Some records
========================================
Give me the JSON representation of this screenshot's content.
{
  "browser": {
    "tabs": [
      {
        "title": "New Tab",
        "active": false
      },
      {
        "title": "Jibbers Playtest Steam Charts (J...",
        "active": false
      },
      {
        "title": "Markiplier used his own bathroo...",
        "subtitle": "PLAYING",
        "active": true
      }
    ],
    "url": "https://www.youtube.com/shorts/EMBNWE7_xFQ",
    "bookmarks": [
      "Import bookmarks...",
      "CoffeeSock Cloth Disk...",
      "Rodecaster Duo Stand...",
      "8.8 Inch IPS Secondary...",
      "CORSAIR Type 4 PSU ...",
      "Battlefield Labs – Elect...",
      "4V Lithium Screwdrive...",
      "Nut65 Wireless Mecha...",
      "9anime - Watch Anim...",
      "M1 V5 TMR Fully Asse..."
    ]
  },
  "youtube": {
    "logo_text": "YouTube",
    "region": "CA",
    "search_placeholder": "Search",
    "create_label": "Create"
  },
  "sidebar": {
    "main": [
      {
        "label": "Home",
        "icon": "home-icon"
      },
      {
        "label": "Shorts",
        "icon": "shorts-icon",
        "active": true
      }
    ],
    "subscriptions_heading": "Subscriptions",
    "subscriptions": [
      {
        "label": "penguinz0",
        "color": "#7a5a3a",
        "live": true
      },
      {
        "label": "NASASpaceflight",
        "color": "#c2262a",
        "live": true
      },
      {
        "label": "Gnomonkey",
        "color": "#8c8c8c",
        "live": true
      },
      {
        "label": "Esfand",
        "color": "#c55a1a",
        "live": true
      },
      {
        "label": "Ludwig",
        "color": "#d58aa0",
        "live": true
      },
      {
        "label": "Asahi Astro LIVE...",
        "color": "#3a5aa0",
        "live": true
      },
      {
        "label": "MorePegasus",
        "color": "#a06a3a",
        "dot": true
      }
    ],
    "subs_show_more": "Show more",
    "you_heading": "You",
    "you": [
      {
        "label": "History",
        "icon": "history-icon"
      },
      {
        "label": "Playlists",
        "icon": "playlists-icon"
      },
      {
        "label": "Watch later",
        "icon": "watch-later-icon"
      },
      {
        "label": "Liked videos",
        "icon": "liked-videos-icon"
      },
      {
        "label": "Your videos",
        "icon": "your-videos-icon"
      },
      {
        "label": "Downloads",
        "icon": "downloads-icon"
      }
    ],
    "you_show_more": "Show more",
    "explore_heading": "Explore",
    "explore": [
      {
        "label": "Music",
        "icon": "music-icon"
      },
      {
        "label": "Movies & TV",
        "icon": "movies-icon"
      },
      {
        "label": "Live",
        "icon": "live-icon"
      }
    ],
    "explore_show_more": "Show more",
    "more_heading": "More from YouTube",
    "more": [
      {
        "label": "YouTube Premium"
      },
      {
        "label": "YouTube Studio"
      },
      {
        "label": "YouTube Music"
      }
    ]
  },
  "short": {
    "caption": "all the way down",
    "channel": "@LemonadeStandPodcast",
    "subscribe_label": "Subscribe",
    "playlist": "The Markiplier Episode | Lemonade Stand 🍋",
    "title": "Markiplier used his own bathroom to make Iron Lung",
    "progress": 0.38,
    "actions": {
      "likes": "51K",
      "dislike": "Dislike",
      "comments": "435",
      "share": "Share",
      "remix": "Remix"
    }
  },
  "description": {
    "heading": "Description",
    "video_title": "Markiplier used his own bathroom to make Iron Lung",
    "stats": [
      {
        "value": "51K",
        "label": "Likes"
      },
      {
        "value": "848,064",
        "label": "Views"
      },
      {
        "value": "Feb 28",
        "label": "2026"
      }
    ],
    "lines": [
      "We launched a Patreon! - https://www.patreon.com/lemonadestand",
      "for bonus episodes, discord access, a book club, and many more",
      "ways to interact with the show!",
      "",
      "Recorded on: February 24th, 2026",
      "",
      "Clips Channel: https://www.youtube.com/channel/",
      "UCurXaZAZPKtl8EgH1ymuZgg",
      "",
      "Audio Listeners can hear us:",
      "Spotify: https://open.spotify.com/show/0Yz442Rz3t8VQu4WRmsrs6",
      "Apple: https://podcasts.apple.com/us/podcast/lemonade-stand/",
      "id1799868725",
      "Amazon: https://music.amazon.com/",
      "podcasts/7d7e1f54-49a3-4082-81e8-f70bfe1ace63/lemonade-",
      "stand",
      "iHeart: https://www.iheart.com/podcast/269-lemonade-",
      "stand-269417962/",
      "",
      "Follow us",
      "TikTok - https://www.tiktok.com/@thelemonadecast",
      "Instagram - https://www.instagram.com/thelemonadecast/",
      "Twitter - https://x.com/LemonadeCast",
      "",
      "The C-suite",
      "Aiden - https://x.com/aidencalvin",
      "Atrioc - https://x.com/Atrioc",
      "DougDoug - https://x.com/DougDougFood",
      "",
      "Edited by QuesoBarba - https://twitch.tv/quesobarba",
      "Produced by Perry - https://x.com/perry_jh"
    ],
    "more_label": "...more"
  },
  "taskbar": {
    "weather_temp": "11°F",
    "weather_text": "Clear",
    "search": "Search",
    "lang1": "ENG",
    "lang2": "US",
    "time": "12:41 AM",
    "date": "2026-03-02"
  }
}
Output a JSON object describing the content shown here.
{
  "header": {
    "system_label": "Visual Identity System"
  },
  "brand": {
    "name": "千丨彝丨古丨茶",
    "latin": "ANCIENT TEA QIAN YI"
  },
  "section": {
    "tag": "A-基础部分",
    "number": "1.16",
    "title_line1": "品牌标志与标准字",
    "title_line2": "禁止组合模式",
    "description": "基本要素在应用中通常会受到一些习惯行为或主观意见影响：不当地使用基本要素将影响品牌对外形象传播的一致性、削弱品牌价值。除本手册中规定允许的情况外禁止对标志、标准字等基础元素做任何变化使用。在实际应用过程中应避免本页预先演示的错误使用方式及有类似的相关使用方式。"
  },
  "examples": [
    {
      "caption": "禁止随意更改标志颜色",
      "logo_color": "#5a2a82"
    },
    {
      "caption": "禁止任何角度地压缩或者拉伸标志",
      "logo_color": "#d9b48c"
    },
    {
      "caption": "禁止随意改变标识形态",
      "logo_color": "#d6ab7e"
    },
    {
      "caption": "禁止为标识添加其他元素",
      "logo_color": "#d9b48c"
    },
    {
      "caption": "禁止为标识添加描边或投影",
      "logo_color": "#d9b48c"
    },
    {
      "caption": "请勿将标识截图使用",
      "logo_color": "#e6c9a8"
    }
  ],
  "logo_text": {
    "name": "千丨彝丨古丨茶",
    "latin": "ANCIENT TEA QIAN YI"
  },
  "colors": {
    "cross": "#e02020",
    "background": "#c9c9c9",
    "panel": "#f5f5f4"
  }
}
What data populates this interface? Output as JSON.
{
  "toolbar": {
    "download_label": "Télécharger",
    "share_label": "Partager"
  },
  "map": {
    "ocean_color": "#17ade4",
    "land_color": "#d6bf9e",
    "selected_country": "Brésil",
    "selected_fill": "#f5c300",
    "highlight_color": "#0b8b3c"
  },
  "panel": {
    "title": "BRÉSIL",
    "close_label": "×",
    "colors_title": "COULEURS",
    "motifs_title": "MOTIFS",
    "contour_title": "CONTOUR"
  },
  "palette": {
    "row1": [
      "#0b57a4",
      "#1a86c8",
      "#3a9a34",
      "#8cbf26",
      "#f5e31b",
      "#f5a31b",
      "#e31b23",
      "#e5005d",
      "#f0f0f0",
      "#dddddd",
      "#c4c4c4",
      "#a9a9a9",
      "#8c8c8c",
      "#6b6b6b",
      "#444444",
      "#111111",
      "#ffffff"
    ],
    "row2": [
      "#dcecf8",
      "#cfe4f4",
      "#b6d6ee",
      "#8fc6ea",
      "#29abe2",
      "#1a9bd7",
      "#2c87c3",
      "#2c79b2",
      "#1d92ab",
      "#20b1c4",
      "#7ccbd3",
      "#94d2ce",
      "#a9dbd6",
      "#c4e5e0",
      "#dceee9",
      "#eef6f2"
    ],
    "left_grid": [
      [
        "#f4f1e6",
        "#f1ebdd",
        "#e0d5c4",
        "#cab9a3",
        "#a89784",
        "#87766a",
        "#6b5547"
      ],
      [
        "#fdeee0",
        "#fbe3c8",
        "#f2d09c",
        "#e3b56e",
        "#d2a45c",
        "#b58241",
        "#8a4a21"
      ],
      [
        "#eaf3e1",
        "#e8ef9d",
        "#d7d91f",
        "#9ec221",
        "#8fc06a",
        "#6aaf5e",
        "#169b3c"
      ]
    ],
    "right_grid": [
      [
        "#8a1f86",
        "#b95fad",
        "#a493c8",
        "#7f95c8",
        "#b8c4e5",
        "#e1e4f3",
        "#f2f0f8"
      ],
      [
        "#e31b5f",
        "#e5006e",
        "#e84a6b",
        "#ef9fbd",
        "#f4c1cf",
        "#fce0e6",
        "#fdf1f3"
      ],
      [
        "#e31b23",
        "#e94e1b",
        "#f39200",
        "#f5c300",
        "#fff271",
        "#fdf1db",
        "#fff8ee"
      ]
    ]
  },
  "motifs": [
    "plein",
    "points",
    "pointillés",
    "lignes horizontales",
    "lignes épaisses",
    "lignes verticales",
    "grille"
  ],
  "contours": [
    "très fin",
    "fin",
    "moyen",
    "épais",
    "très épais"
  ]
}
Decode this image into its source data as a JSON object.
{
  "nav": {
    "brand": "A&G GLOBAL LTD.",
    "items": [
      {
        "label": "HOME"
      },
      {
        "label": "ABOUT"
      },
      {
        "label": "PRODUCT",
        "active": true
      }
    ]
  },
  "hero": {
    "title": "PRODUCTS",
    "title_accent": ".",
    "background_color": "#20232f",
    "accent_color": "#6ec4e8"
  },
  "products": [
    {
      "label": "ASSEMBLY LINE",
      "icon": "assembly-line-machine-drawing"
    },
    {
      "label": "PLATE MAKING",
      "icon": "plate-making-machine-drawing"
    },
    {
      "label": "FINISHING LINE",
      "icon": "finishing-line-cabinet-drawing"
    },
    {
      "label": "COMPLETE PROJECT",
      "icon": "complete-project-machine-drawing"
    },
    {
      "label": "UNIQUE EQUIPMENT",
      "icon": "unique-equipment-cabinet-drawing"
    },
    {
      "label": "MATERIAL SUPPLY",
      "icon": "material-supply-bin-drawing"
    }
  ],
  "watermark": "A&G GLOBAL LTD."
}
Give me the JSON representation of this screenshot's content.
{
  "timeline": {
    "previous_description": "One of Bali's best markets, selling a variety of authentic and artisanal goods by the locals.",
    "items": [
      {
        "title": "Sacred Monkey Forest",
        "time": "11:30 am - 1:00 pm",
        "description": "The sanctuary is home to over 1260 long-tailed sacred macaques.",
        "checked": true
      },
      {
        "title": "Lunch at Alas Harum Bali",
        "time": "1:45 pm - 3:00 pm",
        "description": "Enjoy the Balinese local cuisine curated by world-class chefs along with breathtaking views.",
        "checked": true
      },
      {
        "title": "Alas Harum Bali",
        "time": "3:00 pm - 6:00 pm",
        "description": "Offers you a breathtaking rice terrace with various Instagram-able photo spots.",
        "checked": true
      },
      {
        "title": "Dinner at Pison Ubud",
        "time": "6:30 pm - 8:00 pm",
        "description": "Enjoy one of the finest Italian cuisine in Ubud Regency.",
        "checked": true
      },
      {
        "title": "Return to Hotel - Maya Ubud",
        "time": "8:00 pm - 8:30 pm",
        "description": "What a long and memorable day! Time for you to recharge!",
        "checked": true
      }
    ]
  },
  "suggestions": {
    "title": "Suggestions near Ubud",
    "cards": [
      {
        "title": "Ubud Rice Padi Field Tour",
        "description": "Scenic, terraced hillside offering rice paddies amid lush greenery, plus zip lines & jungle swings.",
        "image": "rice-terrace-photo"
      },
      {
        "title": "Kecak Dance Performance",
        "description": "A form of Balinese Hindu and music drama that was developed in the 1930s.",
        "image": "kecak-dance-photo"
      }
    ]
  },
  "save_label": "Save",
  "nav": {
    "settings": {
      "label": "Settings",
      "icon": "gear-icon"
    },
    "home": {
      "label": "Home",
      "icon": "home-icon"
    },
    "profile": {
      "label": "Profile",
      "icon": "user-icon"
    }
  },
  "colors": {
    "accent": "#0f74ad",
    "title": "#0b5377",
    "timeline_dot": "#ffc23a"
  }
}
========================================
## SET PROBLEM
From the entries above, extract every line where the word "Ubud" appears.

## IN RESPONSE
        "title": "Dinner at Pison Ubud",
        "description": "Enjoy one of the finest Italian cuisine in Ubud Regency.",
        "title": "Return to Hotel - Maya Ubud",
    "title": "Suggestions near Ubud",
        "title": "Ubud Rice Padi Field Tour",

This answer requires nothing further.